▸ Short exercise: Will you transcribe the entries that follow, exactly and in full?

▸ Dataset entries:
.....

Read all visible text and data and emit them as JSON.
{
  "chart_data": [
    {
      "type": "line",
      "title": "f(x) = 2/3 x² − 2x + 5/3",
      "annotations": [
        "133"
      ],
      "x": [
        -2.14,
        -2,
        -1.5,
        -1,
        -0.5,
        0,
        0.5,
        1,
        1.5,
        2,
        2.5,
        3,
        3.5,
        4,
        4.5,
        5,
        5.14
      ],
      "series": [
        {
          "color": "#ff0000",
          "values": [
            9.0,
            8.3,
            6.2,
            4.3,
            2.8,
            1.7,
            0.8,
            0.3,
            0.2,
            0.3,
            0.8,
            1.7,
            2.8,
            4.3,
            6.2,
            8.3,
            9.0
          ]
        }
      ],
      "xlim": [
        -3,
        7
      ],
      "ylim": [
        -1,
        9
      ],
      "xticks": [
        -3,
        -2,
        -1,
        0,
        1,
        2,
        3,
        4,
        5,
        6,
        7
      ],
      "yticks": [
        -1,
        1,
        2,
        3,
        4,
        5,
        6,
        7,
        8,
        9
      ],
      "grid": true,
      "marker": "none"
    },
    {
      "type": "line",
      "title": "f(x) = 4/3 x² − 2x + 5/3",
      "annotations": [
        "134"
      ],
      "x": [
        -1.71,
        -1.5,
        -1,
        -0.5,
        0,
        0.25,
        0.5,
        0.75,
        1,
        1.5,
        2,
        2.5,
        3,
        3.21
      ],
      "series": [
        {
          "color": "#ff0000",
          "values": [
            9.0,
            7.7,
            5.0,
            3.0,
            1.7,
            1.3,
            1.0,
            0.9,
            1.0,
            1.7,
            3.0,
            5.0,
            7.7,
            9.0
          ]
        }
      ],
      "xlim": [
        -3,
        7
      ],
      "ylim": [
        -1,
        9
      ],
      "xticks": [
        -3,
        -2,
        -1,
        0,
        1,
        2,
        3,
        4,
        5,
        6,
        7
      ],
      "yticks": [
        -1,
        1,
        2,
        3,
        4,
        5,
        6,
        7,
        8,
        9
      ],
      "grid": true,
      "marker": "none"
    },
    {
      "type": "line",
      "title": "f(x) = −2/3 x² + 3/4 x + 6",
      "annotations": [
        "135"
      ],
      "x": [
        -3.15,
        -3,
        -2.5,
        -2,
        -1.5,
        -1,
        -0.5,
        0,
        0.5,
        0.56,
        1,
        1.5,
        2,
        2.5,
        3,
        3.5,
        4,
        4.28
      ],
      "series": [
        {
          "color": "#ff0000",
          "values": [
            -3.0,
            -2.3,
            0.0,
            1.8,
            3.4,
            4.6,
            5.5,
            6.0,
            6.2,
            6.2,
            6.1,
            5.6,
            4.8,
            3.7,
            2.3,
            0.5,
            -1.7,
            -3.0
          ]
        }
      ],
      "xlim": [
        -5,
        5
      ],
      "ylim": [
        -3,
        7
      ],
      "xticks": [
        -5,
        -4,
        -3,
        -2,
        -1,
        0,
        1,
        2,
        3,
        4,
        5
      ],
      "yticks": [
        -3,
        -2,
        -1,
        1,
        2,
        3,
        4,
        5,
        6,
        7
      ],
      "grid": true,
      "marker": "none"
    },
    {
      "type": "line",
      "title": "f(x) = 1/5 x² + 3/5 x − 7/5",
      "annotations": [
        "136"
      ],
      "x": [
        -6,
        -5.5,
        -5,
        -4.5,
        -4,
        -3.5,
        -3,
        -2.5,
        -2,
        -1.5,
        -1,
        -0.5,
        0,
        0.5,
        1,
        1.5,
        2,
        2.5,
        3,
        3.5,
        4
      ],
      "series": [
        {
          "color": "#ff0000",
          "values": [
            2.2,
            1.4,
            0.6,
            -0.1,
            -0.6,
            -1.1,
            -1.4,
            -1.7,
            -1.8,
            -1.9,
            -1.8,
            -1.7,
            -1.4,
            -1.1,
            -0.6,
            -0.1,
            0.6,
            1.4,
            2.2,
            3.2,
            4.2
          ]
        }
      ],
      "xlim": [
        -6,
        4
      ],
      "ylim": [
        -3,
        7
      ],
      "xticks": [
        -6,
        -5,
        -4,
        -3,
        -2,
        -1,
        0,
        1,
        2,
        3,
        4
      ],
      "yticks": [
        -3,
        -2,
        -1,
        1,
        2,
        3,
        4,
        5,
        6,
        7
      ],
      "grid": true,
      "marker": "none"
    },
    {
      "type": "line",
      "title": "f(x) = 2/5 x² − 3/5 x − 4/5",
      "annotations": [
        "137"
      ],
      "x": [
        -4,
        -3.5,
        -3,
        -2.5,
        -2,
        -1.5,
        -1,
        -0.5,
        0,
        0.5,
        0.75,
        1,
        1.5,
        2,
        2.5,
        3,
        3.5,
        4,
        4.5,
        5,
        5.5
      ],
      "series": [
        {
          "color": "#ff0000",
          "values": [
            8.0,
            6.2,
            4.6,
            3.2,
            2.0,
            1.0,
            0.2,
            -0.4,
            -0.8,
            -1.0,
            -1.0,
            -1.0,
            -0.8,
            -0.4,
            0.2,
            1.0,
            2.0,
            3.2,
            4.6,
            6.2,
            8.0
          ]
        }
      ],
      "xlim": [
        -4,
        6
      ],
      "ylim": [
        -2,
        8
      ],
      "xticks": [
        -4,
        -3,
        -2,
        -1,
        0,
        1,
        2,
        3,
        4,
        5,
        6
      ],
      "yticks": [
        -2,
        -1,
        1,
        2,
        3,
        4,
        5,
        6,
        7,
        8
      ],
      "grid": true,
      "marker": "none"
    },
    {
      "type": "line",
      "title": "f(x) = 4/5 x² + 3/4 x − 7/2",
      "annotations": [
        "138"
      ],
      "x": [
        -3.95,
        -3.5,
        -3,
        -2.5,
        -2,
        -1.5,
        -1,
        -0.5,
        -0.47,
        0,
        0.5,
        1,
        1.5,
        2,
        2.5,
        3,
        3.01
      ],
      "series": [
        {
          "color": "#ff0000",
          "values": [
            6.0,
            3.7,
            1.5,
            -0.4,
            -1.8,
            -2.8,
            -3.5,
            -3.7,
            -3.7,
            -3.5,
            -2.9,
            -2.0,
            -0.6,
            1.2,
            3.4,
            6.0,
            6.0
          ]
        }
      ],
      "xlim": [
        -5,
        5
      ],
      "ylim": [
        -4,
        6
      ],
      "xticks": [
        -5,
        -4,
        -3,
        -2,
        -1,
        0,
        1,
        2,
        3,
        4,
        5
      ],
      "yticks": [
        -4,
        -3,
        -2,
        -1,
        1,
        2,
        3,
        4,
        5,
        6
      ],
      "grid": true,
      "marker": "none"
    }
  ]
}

.....

▸ Correct result:
Read all visible text and data and emit them as JSON.
{
  "chart_data": [
    {
      "type": "line",
      "title": "f(x) = 2/3 x² − 2x + 5/3",
      "annotations": [
        "133"
      ],
      "x": [
        -2.14,
        -2,
        -1.5,
        -1,
        -0.5,
        0,
        0.5,
        1,
        1.5,
        2,
        2.5,
        3,
        3.5,
        4,
        4.5,
        5,
        5.14
      ],
      "series": [
        {
          "color": "#ff0000",
          "values": [
            9.0,
            8.3,
            6.2,
            4.3,
            2.8,
            1.7,
            0.8,
            0.3,
            0.2,
            0.3,
            0.8,
            1.7,
            2.8,
            4.3,
            6.2,
            8.3,
            9.0
          ]
        }
      ],
      "xlim": [
        -3,
        7
      ],
      "ylim": [
        -1,
        9
      ],
      "xticks": [
        -3,
        -2,
        -1,
        0,
        1,
        2,
        3,
        4,
        5,
        6,
        7
      ],
      "yticks": [
        -1,
        1,
        2,
        3,
        4,
        5,
        6,
        7,
        8,
        9
      ],
      "grid": true,
      "marker": "none"
    },
    {
      "type": "line",
      "title": "f(x) = 4/3 x² − 2x + 5/3",
      "annotations": [
        "134"
      ],
      "x": [
        -1.71,
        -1.5,
        -1,
        -0.5,
        0,
        0.25,
        0.5,
        0.75,
        1,
        1.5,
        2,
        2.5,
        3,
        3.21
      ],
      "series": [
        {
          "color": "#ff0000",
          "values": [
            9.0,
            7.7,
            5.0,
            3.0,
            1.7,
            1.3,
            1.0,
            0.9,
            1.0,
            1.7,
            3.0,
            5.0,
            7.7,
            9.0
          ]
        }
      ],
      "xlim": [
        -3,
        7
      ],
      "ylim": [
        -1,
        9
      ],
      "xticks": [
        -3,
        -2,
        -1,
        0,
        1,
        2,
        3,
        4,
        5,
        6,
        7
      ],
      "yticks": [
        -1,
        1,
        2,
        3,
        4,
        5,
        6,
        7,
        8,
        9
      ],
      "grid": true,
      "marker": "none"
    },
    {
      "type": "line",
      "title": "f(x) = −2/3 x² + 3/4 x + 6",
      "annotations": [
        "135"
      ],
      "x": [
        -3.15,
        -3,
        -2.5,
        -2,
        -1.5,
        -1,
        -0.5,
        0,
        0.5,
        0.56,
        1,
        1.5,
        2,
        2.5,
        3,
        3.5,
        4,
        4.28
      ],
      "series": [
        {
          "color": "#ff0000",
          "values": [
            -3.0,
            -2.3,
            0.0,
            1.8,
            3.4,
            4.6,
            5.5,
            6.0,
            6.2,
            6.2,
            6.1,
            5.6,
            4.8,
            3.7,
            2.3,
            0.5,
            -1.7,
            -3.0
          ]
        }
      ],
      "xlim": [
        -5,
        5
      ],
      "ylim": [
        -3,
        7
      ],
      "xticks": [
        -5,
        -4,
        -3,
        -2,
        -1,
        0,
        1,
        2,
        3,
        4,
        5
      ],
      "yticks": [
        -3,
        -2,
        -1,
        1,
        2,
        3,
        4,
        5,
        6,
        7
      ],
      "grid": true,
      "marker": "none"
    },
    {
      "type": "line",
      "title": "f(x) = 1/5 x² + 3/5 x − 7/5",
      "annotations": [
        "136"
      ],
      "x": [
        -6,
        -5.5,
        -5,
        -4.5,
        -4,
        -3.5,
        -3,
        -2.5,
        -2,
        -1.5,
        -1,
        -0.5,
        0,
        0.5,
        1,
        1.5,
        2,
        2.5,
        3,
        3.5,
        4
      ],
      "series": [
        {
          "color": "#ff0000",
          "values": [
            2.2,
            1.4,
            0.6,
            -0.1,
            -0.6,
            -1.1,
            -1.4,
            -1.7,
            -1.8,
            -1.9,
            -1.8,
            -1.7,
            -1.4,
            -1.1,
            -0.6,
            -0.1,
            0.6,
            1.4,
            2.2,
            3.2,
            4.2
          ]
        }
      ],
      "xlim": [
        -6,
        4
      ],
      "ylim": [
        -3,
        7
      ],
      "xticks": [
        -6,
        -5,
        -4,
        -3,
        -2,
        -1,
        0,
        1,
        2,
        3,
        4
      ],
      "yticks": [
        -3,
        -2,
        -1,
        1,
        2,
        3,
        4,
        5,
        6,
        7
      ],
      "grid": true,
      "marker": "none"
    },
    {
      "type": "line",
      "title": "f(x) = 2/5 x² − 3/5 x − 4/5",
      "annotations": [
        "137"
      ],
      "x": [
        -4,
        -3.5,
        -3,
        -2.5,
        -2,
        -1.5,
        -1,
        -0.5,
        0,
        0.5,
        0.75,
        1,
        1.5,
        2,
        2.5,
        3,
        3.5,
        4,
        4.5,
        5,
        5.5
      ],
      "series": [
        {
          "color": "#ff0000",
          "values": [
            8.0,
            6.2,
            4.6,
            3.2,
            2.0,
            1.0,
            0.2,
            -0.4,
            -0.8,
            -1.0,
            -1.0,
            -1.0,
            -0.8,
            -0.4,
            0.2,
            1.0,
            2.0,
            3.2,
            4.6,
            6.2,
            8.0
          ]
        }
      ],
      "xlim": [
        -4,
        6
      ],
      "ylim": [
        -2,
        8
      ],
      "xticks": [
        -4,
        -3,
        -2,
        -1,
        0,
        1,
        2,
        3,
        4,
        5,
        6
      ],
      "yticks": [
        -2,
        -1,
        1,
        2,
        3,
        4,
        5,
        6,
        7,
        8
      ],
      "grid": true,
      "marker": "none"
    },
    {
      "type": "line",
      "title": "f(x) = 4/5 x² + 3/4 x − 7/2",
      "annotations": [
        "138"
      ],
      "x": [
        -3.95,
        -3.5,
        -3,
        -2.5,
        -2,
        -1.5,
        -1,
        -0.5,
        -0.47,
        0,
        0.5,
        1,
        1.5,
        2,
        2.5,
        3,
        3.01
      ],
      "series": [
        {
          "color": "#ff0000",
          "values": [
            6.0,
            3.7,
            1.5,
            -0.4,
            -1.8,
            -2.8,
            -3.5,
            -3.7,
            -3.7,
            -3.5,
            -2.9,
            -2.0,
            -0.6,
            1.2,
            3.4,
            6.0,
            6.0
          ]
        }
      ],
      "xlim": [
        -5,
        5
      ],
      "ylim": [
        -4,
        6
      ],
      "xticks": [
        -5,
        -4,
        -3,
        -2,
        -1,
        0,
        1,
        2,
        3,
        4,
        5
      ],
      "yticks": [
        -4,
        -3,
        -2,
        -1,
        1,
        2,
        3,
        4,
        5,
        6
      ],
      "grid": true,
      "marker": "none"
    }
  ]
}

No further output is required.